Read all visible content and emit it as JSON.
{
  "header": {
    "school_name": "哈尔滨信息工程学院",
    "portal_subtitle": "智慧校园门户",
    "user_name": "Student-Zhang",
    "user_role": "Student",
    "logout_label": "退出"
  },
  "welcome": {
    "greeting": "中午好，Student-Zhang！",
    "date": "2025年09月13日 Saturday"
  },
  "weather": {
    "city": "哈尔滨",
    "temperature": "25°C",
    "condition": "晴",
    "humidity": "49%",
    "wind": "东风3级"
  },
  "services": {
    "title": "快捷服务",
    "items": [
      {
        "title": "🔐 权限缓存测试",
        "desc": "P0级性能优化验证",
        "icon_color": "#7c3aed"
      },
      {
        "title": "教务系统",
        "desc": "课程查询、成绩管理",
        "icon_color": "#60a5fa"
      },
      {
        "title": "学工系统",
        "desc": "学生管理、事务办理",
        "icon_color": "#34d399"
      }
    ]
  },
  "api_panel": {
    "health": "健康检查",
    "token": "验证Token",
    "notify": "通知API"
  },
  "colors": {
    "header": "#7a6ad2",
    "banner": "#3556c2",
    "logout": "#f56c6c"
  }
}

═══

** Exercise brief **
Collect every line above that contains the word "Zhang".

** Result below **
    "user_name": "Student-Zhang",
    "greeting": "中午好，Student-Zhang！",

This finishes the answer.